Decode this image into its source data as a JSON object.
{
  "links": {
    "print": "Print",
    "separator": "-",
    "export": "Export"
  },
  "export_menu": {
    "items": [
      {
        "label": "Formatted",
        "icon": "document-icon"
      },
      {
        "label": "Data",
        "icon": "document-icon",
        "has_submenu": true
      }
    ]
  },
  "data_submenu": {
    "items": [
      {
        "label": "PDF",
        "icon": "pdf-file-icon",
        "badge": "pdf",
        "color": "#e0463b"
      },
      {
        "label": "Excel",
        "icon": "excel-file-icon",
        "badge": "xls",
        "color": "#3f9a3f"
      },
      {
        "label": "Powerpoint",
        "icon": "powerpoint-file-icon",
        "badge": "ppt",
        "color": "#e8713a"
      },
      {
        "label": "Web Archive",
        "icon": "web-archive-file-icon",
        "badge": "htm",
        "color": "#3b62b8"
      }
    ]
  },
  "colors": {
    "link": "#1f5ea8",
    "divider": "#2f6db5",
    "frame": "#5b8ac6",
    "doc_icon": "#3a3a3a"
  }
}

===

◆ TASK TO COMPLETE
Select the lines from the entries that include the word "file".

◆ SOLVED EXERCISE
        "icon": "pdf-file-icon",
        "icon": "excel-file-icon",
        "icon": "powerpoint-file-icon",
        "icon": "web-archive-file-icon",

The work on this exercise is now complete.